All of the material below is to be repeated exactly.

— PROVIDED RECORDS —
######

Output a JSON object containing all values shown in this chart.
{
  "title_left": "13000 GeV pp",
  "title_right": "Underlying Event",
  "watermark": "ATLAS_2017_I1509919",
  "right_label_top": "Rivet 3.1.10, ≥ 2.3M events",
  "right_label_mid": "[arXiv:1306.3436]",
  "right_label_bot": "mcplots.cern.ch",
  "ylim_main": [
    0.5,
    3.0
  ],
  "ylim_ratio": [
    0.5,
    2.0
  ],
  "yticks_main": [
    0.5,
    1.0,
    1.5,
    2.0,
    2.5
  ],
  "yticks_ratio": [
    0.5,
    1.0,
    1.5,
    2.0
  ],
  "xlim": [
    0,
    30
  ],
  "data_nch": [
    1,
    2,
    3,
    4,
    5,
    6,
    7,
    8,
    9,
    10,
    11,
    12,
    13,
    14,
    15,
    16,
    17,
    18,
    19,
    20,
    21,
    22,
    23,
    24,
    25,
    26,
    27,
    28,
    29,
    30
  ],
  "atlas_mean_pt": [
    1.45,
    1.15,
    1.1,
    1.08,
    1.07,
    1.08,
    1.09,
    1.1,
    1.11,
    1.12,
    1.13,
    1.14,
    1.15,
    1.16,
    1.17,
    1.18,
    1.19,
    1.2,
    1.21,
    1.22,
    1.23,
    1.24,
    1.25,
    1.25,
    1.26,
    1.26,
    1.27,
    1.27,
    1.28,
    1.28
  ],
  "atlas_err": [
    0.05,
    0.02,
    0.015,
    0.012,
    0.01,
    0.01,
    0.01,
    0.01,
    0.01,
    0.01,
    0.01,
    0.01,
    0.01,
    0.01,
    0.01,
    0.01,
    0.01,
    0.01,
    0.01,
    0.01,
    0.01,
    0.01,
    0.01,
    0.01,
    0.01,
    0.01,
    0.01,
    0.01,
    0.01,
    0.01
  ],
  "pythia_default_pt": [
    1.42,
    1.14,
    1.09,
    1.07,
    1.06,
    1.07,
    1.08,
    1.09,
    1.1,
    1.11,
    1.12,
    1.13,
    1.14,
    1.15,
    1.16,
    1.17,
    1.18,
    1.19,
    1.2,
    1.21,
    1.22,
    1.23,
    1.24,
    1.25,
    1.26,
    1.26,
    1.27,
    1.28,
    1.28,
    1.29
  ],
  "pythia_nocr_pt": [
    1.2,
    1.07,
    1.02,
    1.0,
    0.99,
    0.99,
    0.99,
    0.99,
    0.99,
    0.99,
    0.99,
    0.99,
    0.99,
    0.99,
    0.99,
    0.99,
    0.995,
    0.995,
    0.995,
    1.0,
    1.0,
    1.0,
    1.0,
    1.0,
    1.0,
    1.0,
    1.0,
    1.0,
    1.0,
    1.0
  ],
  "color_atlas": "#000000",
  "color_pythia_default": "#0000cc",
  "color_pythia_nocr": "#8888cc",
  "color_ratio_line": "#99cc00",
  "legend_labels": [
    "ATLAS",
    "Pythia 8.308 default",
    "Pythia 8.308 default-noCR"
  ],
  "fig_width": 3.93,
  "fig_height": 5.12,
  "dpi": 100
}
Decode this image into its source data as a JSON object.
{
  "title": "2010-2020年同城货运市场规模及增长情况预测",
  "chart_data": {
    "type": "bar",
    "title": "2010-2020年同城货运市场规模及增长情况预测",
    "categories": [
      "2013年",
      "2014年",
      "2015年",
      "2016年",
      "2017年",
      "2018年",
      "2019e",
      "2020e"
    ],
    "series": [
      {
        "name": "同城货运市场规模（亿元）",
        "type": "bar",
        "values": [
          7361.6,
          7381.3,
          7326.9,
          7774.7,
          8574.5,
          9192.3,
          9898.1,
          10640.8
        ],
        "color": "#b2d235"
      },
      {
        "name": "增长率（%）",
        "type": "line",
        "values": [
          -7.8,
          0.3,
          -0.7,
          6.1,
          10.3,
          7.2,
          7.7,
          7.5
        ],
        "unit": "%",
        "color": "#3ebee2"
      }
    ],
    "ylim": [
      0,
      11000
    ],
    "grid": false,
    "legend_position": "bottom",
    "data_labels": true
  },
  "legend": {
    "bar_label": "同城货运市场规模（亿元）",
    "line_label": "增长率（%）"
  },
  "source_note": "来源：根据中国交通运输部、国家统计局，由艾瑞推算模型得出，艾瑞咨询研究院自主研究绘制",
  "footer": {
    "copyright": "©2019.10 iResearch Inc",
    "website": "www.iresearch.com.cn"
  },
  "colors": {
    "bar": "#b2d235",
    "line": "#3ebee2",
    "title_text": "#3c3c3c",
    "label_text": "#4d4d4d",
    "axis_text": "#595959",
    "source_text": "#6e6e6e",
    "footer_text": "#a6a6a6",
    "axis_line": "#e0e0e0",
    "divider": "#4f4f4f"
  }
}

######

— OUTPUT OF THE EXERCISE —
Output a JSON object containing all values shown in this chart.
{
  "title_left": "13000 GeV pp",
  "title_right": "Underlying Event",
  "watermark": "ATLAS_2017_I1509919",
  "right_label_top": "Rivet 3.1.10, ≥ 2.3M events",
  "right_label_mid": "[arXiv:1306.3436]",
  "right_label_bot": "mcplots.cern.ch",
  "ylim_main": [
    0.5,
    3.0
  ],
  "ylim_ratio": [
    0.5,
    2.0
  ],
  "yticks_main": [
    0.5,
    1.0,
    1.5,
    2.0,
    2.5
  ],
  "yticks_ratio": [
    0.5,
    1.0,
    1.5,
    2.0
  ],
  "xlim": [
    0,
    30
  ],
  "data_nch": [
    1,
    2,
    3,
    4,
    5,
    6,
    7,
    8,
    9,
    10,
    11,
    12,
    13,
    14,
    15,
    16,
    17,
    18,
    19,
    20,
    21,
    22,
    23,
    24,
    25,
    26,
    27,
    28,
    29,
    30
  ],
  "atlas_mean_pt": [
    1.45,
    1.15,
    1.1,
    1.08,
    1.07,
    1.08,
    1.09,
    1.1,
    1.11,
    1.12,
    1.13,
    1.14,
    1.15,
    1.16,
    1.17,
    1.18,
    1.19,
    1.2,
    1.21,
    1.22,
    1.23,
    1.24,
    1.25,
    1.25,
    1.26,
    1.26,
    1.27,
    1.27,
    1.28,
    1.28
  ],
  "atlas_err": [
    0.05,
    0.02,
    0.015,
    0.012,
    0.01,
    0.01,
    0.01,
    0.01,
    0.01,
    0.01,
    0.01,
    0.01,
    0.01,
    0.01,
    0.01,
    0.01,
    0.01,
    0.01,
    0.01,
    0.01,
    0.01,
    0.01,
    0.01,
    0.01,
    0.01,
    0.01,
    0.01,
    0.01,
    0.01,
    0.01
  ],
  "pythia_default_pt": [
    1.42,
    1.14,
    1.09,
    1.07,
    1.06,
    1.07,
    1.08,
    1.09,
    1.1,
    1.11,
    1.12,
    1.13,
    1.14,
    1.15,
    1.16,
    1.17,
    1.18,
    1.19,
    1.2,
    1.21,
    1.22,
    1.23,
    1.24,
    1.25,
    1.26,
    1.26,
    1.27,
    1.28,
    1.28,
    1.29
  ],
  "pythia_nocr_pt": [
    1.2,
    1.07,
    1.02,
    1.0,
    0.99,
    0.99,
    0.99,
    0.99,
    0.99,
    0.99,
    0.99,
    0.99,
    0.99,
    0.99,
    0.99,
    0.99,
    0.995,
    0.995,
    0.995,
    1.0,
    1.0,
    1.0,
    1.0,
    1.0,
    1.0,
    1.0,
    1.0,
    1.0,
    1.0,
    1.0
  ],
  "color_atlas": "#000000",
  "color_pythia_default": "#0000cc",
  "color_pythia_nocr": "#8888cc",
  "color_ratio_line": "#99cc00",
  "legend_labels": [
    "ATLAS",
    "Pythia 8.308 default",
    "Pythia 8.308 default-noCR"
  ],
  "fig_width": 3.93,
  "fig_height": 5.12,
  "dpi": 100
}
Decode this image into its source data as a JSON object.
{
  "title": "2010-2020年同城货运市场规模及增长情况预测",
  "chart_data": {
    "type": "bar",
    "title": "2010-2020年同城货运市场规模及增长情况预测",
    "categories": [
      "2013年",
      "2014年",
      "2015年",
      "2016年",
      "2017年",
      "2018年",
      "2019e",
      "2020e"
    ],
    "series": [
      {
        "name": "同城货运市场规模（亿元）",
        "type": "bar",
        "values": [
          7361.6,
          7381.3,
          7326.9,
          7774.7,
          8574.5,
          9192.3,
          9898.1,
          10640.8
        ],
        "color": "#b2d235"
      },
      {
        "name": "增长率（%）",
        "type": "line",
        "values": [
          -7.8,
          0.3,
          -0.7,
          6.1,
          10.3,
          7.2,
          7.7,
          7.5
        ],
        "unit": "%",
        "color": "#3ebee2"
      }
    ],
    "ylim": [
      0,
      11000
    ],
    "grid": false,
    "legend_position": "bottom",
    "data_labels": true
  },
  "legend": {
    "bar_label": "同城货运市场规模（亿元）",
    "line_label": "增长率（%）"
  },
  "source_note": "来源：根据中国交通运输部、国家统计局，由艾瑞推算模型得出，艾瑞咨询研究院自主研究绘制",
  "footer": {
    "copyright": "©2019.10 iResearch Inc",
    "website": "www.iresearch.com.cn"
  },
  "colors": {
    "bar": "#b2d235",
    "line": "#3ebee2",
    "title_text": "#3c3c3c",
    "label_text": "#4d4d4d",
    "axis_text": "#595959",
    "source_text": "#6e6e6e",
    "footer_text": "#a6a6a6",
    "axis_line": "#e0e0e0",
    "divider": "#4f4f4f"
  }
}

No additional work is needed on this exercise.